Exercise brief →
Find each line with "Tanglin" and copy it.

The data →

================

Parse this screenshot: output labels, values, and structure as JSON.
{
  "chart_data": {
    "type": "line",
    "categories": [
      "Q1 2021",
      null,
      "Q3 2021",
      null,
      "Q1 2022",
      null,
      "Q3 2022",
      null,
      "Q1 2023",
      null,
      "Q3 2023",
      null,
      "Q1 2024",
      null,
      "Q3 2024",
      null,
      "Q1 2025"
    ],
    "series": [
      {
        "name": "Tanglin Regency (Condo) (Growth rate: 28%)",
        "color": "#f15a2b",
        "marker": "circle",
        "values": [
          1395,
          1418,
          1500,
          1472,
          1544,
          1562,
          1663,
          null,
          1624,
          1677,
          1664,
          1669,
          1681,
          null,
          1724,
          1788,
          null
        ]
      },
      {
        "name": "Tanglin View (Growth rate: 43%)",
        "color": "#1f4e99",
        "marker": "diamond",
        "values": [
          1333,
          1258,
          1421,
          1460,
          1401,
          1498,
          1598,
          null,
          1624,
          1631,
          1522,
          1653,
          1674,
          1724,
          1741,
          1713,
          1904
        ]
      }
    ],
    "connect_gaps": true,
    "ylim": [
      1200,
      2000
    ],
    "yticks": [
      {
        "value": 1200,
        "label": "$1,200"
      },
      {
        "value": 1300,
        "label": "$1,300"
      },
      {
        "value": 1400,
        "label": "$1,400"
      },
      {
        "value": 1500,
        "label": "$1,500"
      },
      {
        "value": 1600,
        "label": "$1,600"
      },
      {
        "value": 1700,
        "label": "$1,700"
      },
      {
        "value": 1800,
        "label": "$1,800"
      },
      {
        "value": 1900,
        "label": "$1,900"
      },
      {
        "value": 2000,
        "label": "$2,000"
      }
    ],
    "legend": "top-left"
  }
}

================

Response below →
        "name": "Tanglin Regency (Condo) (Growth rate: 28%)",
        "name": "Tanglin View (Growth rate: 43%)",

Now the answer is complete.